-- BEGIN EXTRACTED DATA --

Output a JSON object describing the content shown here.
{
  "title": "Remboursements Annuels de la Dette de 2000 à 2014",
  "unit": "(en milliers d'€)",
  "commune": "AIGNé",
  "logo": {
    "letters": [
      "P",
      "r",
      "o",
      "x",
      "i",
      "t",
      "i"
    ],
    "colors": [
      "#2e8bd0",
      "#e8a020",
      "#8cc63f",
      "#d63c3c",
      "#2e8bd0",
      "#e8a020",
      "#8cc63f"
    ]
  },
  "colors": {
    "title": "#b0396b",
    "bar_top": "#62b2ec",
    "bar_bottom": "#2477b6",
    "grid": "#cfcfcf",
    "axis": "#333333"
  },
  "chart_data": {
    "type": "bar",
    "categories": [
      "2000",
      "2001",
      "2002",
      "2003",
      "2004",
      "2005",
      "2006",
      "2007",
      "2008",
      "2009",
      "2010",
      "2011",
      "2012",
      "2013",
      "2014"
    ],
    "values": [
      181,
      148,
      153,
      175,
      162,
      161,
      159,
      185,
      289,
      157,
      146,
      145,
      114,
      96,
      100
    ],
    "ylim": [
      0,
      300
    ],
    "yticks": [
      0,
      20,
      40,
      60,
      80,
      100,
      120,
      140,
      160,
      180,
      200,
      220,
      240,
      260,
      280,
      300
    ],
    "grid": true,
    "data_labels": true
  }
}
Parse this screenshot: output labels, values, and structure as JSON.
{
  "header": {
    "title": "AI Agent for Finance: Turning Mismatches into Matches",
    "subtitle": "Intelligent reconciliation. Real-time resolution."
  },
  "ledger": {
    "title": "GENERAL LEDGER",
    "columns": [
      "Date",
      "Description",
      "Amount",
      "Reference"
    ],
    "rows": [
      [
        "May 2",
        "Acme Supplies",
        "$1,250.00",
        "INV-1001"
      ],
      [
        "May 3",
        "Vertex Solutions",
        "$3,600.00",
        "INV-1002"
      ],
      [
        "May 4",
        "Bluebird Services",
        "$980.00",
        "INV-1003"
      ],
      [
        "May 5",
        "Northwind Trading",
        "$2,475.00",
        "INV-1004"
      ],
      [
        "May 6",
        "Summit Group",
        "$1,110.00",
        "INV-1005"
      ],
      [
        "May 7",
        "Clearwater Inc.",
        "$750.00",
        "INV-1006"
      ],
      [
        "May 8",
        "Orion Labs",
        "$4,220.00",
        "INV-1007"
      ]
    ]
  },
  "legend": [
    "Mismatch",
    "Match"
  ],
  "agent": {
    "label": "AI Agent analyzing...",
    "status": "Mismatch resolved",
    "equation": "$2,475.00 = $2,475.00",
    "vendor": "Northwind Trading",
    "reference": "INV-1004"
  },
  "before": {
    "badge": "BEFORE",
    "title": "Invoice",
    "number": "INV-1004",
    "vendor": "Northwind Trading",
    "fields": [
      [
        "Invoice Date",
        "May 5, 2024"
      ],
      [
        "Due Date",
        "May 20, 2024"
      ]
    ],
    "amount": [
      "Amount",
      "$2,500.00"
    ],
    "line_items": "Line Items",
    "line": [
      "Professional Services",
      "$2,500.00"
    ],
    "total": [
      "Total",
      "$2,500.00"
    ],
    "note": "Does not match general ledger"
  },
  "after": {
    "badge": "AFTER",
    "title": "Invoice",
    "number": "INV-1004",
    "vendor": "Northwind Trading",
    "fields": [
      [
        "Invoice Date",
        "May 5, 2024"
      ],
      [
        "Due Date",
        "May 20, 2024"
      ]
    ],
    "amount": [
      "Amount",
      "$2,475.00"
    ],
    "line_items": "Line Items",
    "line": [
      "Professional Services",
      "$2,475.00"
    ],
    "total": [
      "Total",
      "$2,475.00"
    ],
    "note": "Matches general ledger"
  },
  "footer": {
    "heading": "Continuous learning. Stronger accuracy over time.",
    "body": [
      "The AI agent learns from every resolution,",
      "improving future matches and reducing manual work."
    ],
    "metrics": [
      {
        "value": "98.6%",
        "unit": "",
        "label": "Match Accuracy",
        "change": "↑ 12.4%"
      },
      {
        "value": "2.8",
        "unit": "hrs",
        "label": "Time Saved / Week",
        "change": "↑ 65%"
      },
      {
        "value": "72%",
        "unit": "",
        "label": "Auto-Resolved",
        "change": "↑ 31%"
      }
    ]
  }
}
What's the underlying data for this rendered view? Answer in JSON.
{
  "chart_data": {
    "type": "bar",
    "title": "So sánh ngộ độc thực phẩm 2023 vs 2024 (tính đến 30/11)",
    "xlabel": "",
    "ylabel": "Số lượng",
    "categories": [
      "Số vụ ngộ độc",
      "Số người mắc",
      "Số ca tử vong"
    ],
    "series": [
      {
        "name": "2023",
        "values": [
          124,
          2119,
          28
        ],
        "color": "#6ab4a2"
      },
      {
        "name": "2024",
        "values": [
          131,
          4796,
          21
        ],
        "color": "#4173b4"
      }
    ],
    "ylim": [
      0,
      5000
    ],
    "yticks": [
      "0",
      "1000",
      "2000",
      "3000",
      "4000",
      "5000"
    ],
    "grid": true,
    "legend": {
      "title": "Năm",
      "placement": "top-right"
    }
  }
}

-- END EXTRACTED DATA --

Above are the records; retype every one exactly.

SOLUTION TO THIS TASK →
Output a JSON object describing the content shown here.
{
  "title": "Remboursements Annuels de la Dette de 2000 à 2014",
  "unit": "(en milliers d'€)",
  "commune": "AIGNé",
  "logo": {
    "letters": [
      "P",
      "r",
      "o",
      "x",
      "i",
      "t",
      "i"
    ],
    "colors": [
      "#2e8bd0",
      "#e8a020",
      "#8cc63f",
      "#d63c3c",
      "#2e8bd0",
      "#e8a020",
      "#8cc63f"
    ]
  },
  "colors": {
    "title": "#b0396b",
    "bar_top": "#62b2ec",
    "bar_bottom": "#2477b6",
    "grid": "#cfcfcf",
    "axis": "#333333"
  },
  "chart_data": {
    "type": "bar",
    "categories": [
      "2000",
      "2001",
      "2002",
      "2003",
      "2004",
      "2005",
      "2006",
      "2007",
      "2008",
      "2009",
      "2010",
      "2011",
      "2012",
      "2013",
      "2014"
    ],
    "values": [
      181,
      148,
      153,
      175,
      162,
      161,
      159,
      185,
      289,
      157,
      146,
      145,
      114,
      96,
      100
    ],
    "ylim": [
      0,
      300
    ],
    "yticks": [
      0,
      20,
      40,
      60,
      80,
      100,
      120,
      140,
      160,
      180,
      200,
      220,
      240,
      260,
      280,
      300
    ],
    "grid": true,
    "data_labels": true
  }
}
Parse this screenshot: output labels, values, and structure as JSON.
{
  "header": {
    "title": "AI Agent for Finance: Turning Mismatches into Matches",
    "subtitle": "Intelligent reconciliation. Real-time resolution."
  },
  "ledger": {
    "title": "GENERAL LEDGER",
    "columns": [
      "Date",
      "Description",
      "Amount",
      "Reference"
    ],
    "rows": [
      [
        "May 2",
        "Acme Supplies",
        "$1,250.00",
        "INV-1001"
      ],
      [
        "May 3",
        "Vertex Solutions",
        "$3,600.00",
        "INV-1002"
      ],
      [
        "May 4",
        "Bluebird Services",
        "$980.00",
        "INV-1003"
      ],
      [
        "May 5",
        "Northwind Trading",
        "$2,475.00",
        "INV-1004"
      ],
      [
        "May 6",
        "Summit Group",
        "$1,110.00",
        "INV-1005"
      ],
      [
        "May 7",
        "Clearwater Inc.",
        "$750.00",
        "INV-1006"
      ],
      [
        "May 8",
        "Orion Labs",
        "$4,220.00",
        "INV-1007"
      ]
    ]
  },
  "legend": [
    "Mismatch",
    "Match"
  ],
  "agent": {
    "label": "AI Agent analyzing...",
    "status": "Mismatch resolved",
    "equation": "$2,475.00 = $2,475.00",
    "vendor": "Northwind Trading",
    "reference": "INV-1004"
  },
  "before": {
    "badge": "BEFORE",
    "title": "Invoice",
    "number": "INV-1004",
    "vendor": "Northwind Trading",
    "fields": [
      [
        "Invoice Date",
        "May 5, 2024"
      ],
      [
        "Due Date",
        "May 20, 2024"
      ]
    ],
    "amount": [
      "Amount",
      "$2,500.00"
    ],
    "line_items": "Line Items",
    "line": [
      "Professional Services",
      "$2,500.00"
    ],
    "total": [
      "Total",
      "$2,500.00"
    ],
    "note": "Does not match general ledger"
  },
  "after": {
    "badge": "AFTER",
    "title": "Invoice",
    "number": "INV-1004",
    "vendor": "Northwind Trading",
    "fields": [
      [
        "Invoice Date",
        "May 5, 2024"
      ],
      [
        "Due Date",
        "May 20, 2024"
      ]
    ],
    "amount": [
      "Amount",
      "$2,475.00"
    ],
    "line_items": "Line Items",
    "line": [
      "Professional Services",
      "$2,475.00"
    ],
    "total": [
      "Total",
      "$2,475.00"
    ],
    "note": "Matches general ledger"
  },
  "footer": {
    "heading": "Continuous learning. Stronger accuracy over time.",
    "body": [
      "The AI agent learns from every resolution,",
      "improving future matches and reducing manual work."
    ],
    "metrics": [
      {
        "value": "98.6%",
        "unit": "",
        "label": "Match Accuracy",
        "change": "↑ 12.4%"
      },
      {
        "value": "2.8",
        "unit": "hrs",
        "label": "Time Saved / Week",
        "change": "↑ 65%"
      },
      {
        "value": "72%",
        "unit": "",
        "label": "Auto-Resolved",
        "change": "↑ 31%"
      }
    ]
  }
}
What's the underlying data for this rendered view? Answer in JSON.
{
  "chart_data": {
    "type": "bar",
    "title": "So sánh ngộ độc thực phẩm 2023 vs 2024 (tính đến 30/11)",
    "xlabel": "",
    "ylabel": "Số lượng",
    "categories": [
      "Số vụ ngộ độc",
      "Số người mắc",
      "Số ca tử vong"
    ],
    "series": [
      {
        "name": "2023",
        "values": [
          124,
          2119,
          28
        ],
        "color": "#6ab4a2"
      },
      {
        "name": "2024",
        "values": [
          131,
          4796,
          21
        ],
        "color": "#4173b4"
      }
    ],
    "ylim": [
      0,
      5000
    ],
    "yticks": [
      "0",
      "1000",
      "2000",
      "3000",
      "4000",
      "5000"
    ],
    "grid": true,
    "legend": {
      "title": "Năm",
      "placement": "top-right"
    }
  }
}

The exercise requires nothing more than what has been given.